● Work required: Pull every "administer" line out of the data below.

● Material for this exercise:
■ ■ ■ ■

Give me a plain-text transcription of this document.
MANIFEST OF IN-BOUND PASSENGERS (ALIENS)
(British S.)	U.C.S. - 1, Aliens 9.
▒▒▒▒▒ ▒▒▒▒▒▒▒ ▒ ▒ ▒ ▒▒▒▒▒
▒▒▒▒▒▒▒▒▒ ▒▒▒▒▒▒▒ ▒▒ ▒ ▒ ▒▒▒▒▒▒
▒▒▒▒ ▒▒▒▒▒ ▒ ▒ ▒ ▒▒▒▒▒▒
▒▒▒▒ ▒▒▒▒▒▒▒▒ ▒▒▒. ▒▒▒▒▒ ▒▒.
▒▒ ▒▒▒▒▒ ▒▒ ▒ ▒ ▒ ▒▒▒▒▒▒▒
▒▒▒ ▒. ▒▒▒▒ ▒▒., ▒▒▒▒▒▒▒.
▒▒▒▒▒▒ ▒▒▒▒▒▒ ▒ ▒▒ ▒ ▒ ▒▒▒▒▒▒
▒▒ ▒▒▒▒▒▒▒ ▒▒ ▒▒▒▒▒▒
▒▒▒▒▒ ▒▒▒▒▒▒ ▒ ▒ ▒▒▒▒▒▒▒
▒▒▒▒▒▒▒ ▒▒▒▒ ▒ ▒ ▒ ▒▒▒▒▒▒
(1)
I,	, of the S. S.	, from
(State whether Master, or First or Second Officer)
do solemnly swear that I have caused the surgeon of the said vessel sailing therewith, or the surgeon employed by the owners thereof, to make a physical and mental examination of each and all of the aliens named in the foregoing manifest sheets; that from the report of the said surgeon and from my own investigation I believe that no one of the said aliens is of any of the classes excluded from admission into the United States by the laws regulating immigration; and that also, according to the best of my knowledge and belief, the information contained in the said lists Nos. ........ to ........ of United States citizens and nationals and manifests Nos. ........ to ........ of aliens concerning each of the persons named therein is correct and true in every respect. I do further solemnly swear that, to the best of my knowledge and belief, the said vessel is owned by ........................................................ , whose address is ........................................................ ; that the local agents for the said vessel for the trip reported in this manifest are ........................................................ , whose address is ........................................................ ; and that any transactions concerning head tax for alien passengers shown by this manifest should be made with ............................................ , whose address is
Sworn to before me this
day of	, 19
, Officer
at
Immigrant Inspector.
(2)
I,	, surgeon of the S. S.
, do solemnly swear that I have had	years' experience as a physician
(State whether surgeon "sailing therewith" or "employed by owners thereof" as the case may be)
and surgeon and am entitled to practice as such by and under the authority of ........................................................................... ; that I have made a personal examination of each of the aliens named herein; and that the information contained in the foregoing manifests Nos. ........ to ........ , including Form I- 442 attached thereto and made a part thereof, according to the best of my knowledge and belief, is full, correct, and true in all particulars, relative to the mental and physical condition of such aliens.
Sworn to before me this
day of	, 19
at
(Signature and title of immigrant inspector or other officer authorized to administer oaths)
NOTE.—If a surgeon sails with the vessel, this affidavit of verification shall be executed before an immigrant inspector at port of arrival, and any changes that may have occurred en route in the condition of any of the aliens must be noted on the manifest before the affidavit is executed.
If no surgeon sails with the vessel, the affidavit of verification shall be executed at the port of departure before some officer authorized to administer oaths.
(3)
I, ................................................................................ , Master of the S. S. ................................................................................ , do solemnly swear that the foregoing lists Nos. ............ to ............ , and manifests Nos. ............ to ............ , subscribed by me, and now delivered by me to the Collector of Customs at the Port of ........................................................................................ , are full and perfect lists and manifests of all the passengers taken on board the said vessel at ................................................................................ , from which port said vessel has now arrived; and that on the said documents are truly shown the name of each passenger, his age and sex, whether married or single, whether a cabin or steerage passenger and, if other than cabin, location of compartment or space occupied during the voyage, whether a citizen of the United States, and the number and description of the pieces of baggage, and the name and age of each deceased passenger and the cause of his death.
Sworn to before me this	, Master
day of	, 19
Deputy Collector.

■ ■ ■ ■

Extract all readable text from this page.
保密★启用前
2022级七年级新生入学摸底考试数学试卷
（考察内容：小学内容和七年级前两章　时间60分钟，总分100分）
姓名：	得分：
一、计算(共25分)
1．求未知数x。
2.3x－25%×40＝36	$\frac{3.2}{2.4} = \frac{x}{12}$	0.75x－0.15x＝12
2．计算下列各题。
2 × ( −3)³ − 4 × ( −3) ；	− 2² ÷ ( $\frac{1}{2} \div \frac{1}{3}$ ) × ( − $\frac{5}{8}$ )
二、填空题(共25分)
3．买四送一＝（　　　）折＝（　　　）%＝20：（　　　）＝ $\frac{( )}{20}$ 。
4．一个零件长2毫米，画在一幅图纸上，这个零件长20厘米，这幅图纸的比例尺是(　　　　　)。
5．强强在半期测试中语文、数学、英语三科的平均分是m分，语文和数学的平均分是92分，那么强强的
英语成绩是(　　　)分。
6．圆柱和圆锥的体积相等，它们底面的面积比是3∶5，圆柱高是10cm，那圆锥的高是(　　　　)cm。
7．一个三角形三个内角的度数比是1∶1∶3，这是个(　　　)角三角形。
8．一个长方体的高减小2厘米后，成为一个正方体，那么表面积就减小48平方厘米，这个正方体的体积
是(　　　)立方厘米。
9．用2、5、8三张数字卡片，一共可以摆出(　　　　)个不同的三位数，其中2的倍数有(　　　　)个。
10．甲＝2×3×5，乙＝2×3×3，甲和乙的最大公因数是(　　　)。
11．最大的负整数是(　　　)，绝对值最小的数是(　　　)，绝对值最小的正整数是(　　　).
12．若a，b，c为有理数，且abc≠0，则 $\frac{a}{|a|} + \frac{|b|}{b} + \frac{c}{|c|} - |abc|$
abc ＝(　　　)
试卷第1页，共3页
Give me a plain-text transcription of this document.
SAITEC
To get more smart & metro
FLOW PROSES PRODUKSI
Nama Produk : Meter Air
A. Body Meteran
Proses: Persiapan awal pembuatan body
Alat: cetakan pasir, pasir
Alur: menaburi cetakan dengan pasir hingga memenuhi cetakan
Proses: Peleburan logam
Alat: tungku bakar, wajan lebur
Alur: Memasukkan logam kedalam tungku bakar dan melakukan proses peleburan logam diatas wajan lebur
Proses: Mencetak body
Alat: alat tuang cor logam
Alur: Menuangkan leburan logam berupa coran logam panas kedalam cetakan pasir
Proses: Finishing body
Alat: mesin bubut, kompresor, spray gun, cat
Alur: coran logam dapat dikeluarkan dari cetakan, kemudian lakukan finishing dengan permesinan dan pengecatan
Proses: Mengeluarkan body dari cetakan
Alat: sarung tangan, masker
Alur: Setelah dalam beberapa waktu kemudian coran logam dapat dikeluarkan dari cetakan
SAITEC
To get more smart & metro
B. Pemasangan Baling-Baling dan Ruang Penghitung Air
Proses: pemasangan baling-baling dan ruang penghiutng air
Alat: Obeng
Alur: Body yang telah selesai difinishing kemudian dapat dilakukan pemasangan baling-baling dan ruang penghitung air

■ ■ ■ ■

● Expected answer:
(Signature and title of immigrant inspector or other officer authorized to administer oaths)
If no surgeon sails with the vessel, the affidavit of verification shall be executed at the port of departure before some officer authorized to administer oaths.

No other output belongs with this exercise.